"""

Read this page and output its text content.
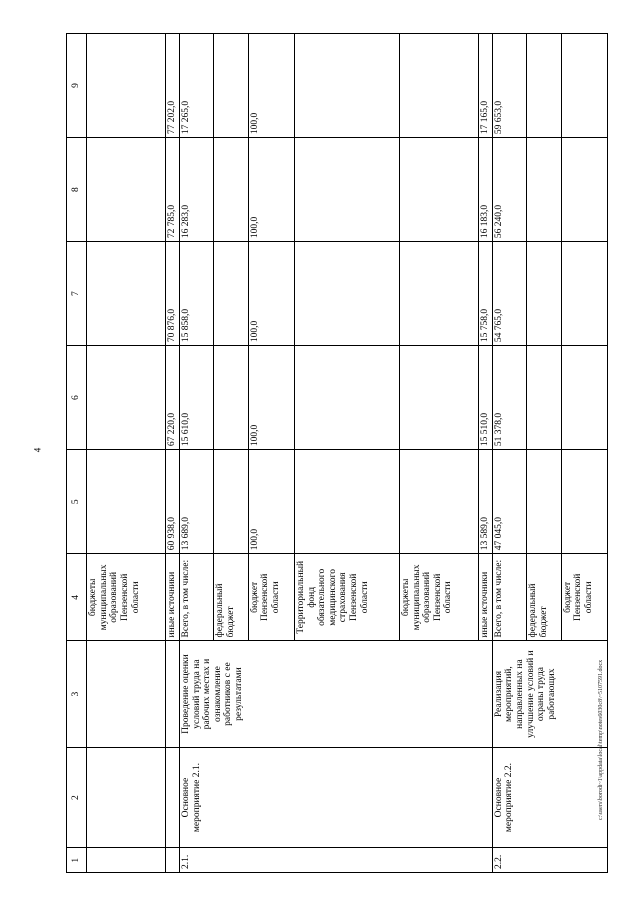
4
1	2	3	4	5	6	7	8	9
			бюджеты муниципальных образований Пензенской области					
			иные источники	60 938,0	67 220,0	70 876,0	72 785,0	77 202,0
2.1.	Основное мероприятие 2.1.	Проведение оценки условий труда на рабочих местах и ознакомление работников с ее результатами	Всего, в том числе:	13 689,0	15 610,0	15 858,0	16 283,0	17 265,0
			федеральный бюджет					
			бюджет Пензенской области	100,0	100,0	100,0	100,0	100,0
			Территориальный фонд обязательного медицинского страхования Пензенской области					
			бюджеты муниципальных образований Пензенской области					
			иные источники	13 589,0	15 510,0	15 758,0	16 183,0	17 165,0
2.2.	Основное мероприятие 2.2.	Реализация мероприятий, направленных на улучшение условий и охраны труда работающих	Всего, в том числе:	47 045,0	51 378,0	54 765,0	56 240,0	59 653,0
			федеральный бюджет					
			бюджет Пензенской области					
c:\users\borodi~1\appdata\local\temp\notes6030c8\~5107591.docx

"""
"""

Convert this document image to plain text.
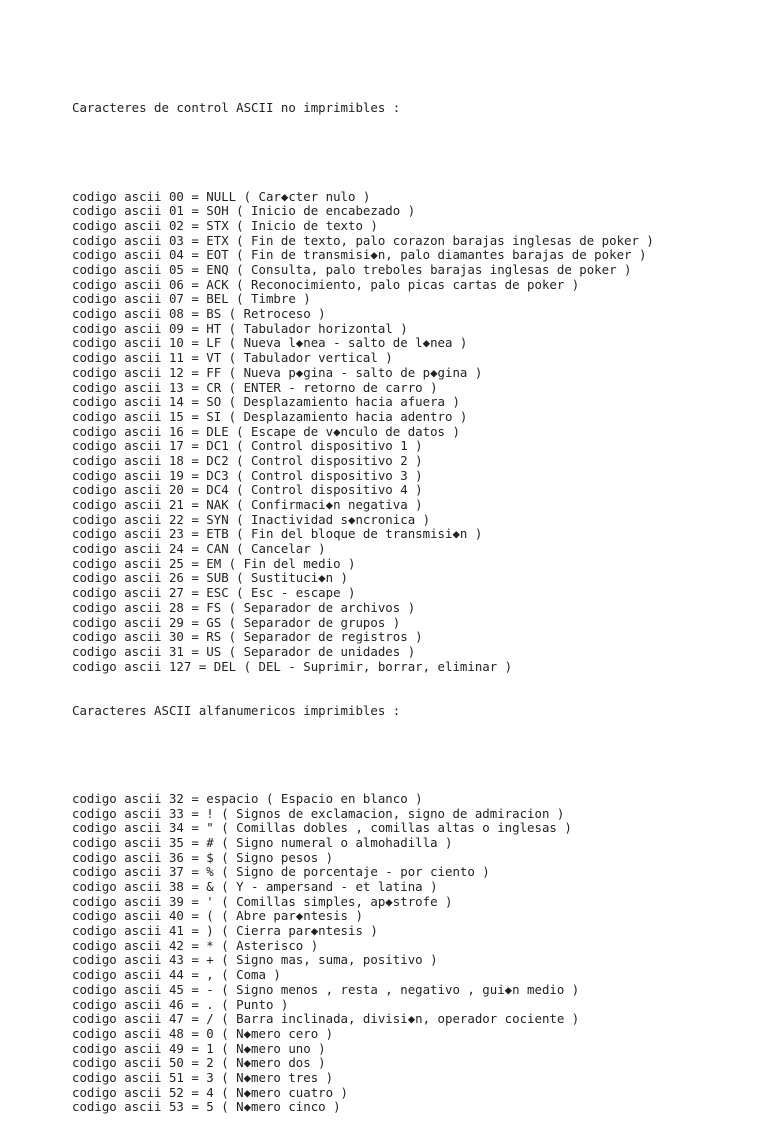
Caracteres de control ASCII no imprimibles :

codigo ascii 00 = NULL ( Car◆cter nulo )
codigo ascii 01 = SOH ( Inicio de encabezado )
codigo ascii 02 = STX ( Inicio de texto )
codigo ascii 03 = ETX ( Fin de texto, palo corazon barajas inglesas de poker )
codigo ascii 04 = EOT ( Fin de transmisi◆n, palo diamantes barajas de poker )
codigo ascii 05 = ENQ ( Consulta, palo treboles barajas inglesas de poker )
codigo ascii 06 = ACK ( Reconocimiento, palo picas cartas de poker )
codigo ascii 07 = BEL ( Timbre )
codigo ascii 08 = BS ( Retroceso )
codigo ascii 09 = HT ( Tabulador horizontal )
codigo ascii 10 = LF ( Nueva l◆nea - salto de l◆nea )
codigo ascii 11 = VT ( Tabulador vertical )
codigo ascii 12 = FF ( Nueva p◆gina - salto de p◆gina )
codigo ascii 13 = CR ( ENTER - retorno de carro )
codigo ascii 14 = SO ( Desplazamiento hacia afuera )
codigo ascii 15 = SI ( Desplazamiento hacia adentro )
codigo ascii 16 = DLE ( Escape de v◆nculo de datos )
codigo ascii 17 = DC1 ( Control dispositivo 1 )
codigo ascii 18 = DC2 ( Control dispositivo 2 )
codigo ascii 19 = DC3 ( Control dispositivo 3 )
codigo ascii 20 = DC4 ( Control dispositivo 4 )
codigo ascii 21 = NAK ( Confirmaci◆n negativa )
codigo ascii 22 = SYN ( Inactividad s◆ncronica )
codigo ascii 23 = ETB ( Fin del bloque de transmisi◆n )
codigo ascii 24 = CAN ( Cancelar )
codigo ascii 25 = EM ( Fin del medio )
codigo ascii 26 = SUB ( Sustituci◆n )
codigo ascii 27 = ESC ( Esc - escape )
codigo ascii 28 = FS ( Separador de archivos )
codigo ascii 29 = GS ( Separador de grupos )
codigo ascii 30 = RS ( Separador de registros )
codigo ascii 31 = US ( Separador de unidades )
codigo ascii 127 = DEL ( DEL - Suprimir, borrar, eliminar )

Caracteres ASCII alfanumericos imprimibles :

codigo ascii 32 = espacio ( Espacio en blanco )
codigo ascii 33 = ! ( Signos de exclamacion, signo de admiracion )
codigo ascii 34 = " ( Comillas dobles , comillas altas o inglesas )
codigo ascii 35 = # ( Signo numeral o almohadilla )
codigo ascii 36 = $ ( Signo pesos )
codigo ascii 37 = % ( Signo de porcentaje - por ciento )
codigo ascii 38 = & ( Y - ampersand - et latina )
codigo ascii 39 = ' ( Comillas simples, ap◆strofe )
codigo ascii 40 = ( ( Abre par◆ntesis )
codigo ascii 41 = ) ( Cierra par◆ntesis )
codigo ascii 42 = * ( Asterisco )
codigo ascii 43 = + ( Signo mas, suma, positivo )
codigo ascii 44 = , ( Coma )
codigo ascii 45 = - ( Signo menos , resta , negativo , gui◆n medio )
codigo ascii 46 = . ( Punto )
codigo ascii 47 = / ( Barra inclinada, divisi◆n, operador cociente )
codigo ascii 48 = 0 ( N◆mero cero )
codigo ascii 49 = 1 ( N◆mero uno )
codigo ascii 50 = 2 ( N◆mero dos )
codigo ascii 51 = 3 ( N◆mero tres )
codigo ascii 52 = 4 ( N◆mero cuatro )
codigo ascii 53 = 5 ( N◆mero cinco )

"""

Where a line above includes "Comillas", copy that line.

codigo ascii 34 = " ( Comillas dobles , comillas altas o inglesas )
codigo ascii 39 = ' ( Comillas simples, ap◆strofe )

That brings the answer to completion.